Stored dataset items:
* * *
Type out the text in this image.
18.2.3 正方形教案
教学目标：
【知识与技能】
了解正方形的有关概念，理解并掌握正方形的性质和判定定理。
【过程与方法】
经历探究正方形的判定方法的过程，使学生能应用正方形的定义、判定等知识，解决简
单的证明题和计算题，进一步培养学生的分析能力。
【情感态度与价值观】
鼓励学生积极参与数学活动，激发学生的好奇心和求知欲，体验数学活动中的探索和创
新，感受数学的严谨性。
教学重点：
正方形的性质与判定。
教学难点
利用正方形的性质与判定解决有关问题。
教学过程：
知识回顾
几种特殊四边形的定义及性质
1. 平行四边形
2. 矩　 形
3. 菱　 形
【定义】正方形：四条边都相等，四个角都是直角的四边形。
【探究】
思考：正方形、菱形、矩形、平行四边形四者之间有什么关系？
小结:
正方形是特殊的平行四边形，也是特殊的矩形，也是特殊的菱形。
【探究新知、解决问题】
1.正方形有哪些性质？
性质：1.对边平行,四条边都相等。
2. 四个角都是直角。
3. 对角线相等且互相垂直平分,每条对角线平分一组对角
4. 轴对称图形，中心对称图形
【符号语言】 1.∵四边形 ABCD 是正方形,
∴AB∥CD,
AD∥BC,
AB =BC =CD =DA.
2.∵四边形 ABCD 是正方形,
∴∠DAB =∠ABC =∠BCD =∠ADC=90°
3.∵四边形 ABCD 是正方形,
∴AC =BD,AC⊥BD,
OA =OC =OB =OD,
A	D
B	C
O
* * *
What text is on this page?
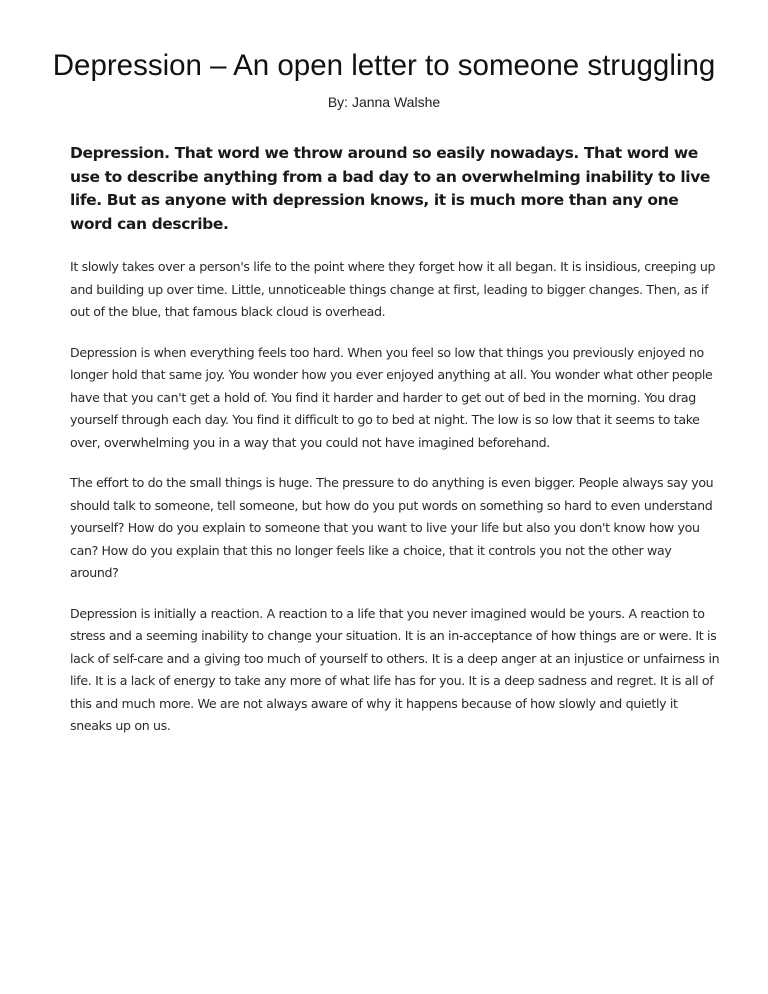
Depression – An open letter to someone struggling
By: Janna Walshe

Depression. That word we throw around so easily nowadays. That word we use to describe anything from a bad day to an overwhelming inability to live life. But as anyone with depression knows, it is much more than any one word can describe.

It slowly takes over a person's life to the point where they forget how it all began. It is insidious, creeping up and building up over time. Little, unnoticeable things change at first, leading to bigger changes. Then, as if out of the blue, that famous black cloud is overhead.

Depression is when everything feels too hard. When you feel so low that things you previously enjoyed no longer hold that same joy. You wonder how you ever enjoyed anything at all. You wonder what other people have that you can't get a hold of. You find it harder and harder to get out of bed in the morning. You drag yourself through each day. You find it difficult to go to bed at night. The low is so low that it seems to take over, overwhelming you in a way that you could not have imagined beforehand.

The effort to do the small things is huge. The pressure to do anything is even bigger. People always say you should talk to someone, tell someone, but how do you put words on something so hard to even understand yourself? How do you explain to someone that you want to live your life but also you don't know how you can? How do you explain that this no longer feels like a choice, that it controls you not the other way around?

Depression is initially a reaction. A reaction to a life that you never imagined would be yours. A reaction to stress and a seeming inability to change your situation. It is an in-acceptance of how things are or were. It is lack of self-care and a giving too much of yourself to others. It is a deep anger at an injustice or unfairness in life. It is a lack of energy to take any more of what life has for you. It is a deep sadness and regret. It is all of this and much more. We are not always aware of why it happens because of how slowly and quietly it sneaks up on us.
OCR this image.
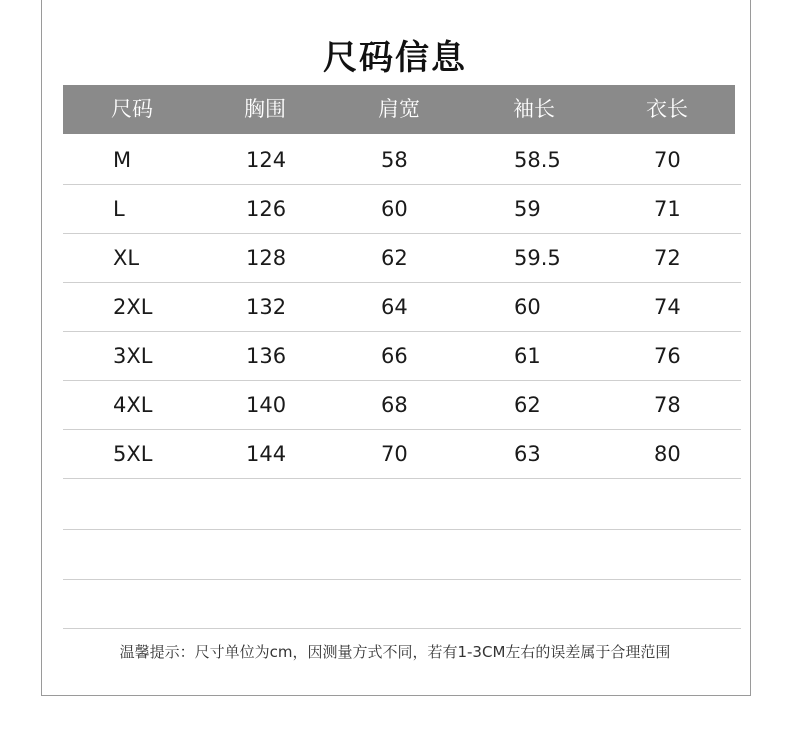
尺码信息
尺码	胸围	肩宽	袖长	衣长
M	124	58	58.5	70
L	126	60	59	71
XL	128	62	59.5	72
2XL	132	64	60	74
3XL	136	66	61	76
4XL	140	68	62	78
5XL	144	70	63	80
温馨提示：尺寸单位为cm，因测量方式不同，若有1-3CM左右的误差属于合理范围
* * *
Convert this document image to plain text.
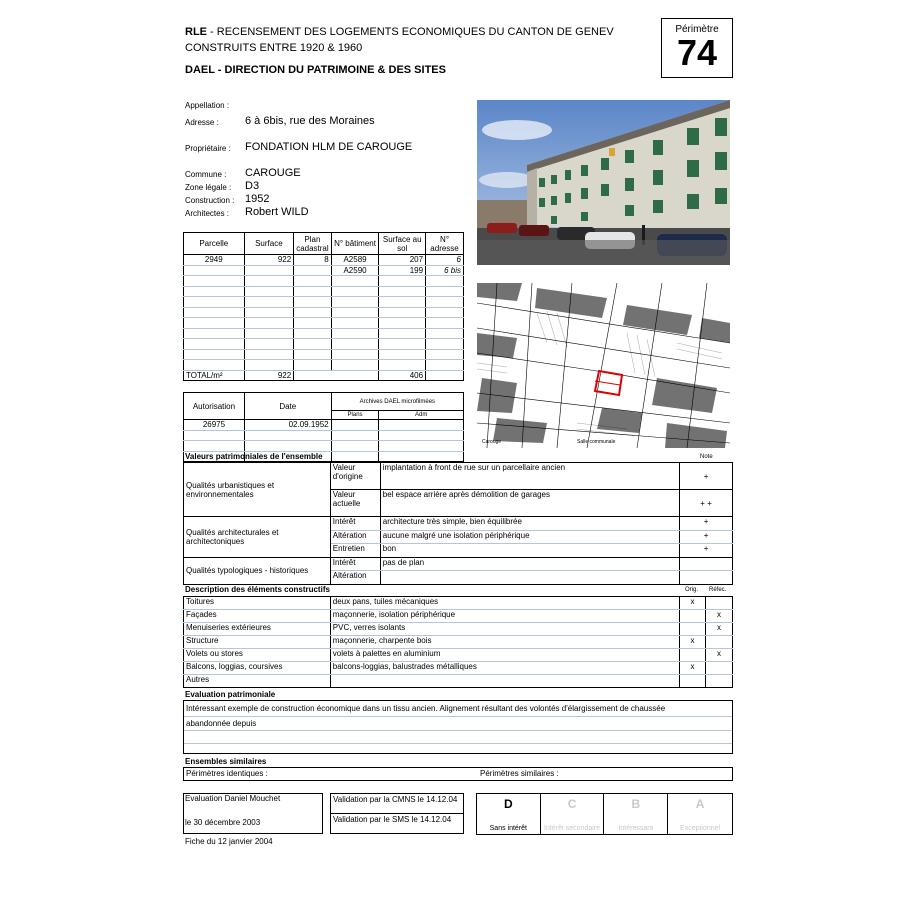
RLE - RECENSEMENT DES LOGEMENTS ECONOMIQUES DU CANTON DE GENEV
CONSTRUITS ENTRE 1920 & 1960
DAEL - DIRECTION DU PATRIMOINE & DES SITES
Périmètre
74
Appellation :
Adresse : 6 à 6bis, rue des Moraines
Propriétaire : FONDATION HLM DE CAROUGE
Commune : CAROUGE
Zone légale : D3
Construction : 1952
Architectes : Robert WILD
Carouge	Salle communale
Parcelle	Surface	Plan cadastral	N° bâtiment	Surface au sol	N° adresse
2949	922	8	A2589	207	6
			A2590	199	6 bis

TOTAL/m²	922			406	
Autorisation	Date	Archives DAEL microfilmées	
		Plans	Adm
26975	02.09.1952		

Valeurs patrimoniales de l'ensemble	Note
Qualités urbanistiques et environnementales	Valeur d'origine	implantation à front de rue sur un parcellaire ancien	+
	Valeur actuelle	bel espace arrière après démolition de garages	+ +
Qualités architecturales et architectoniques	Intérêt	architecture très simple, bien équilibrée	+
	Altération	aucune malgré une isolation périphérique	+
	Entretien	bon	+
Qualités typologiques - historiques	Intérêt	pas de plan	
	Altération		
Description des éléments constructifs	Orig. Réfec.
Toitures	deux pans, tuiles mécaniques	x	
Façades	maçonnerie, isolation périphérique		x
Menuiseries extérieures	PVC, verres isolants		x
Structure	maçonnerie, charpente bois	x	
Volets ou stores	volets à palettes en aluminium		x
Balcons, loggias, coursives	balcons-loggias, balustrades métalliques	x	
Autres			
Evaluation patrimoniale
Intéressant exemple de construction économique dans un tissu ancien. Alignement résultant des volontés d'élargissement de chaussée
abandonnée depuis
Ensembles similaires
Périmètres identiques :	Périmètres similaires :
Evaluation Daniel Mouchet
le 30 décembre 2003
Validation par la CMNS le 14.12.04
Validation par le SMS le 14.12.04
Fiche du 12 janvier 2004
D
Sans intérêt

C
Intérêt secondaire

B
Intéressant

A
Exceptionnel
* * *
Determine how many lines of the listing hold the word "isolation" and reply with that figure alone.

## Correct output
2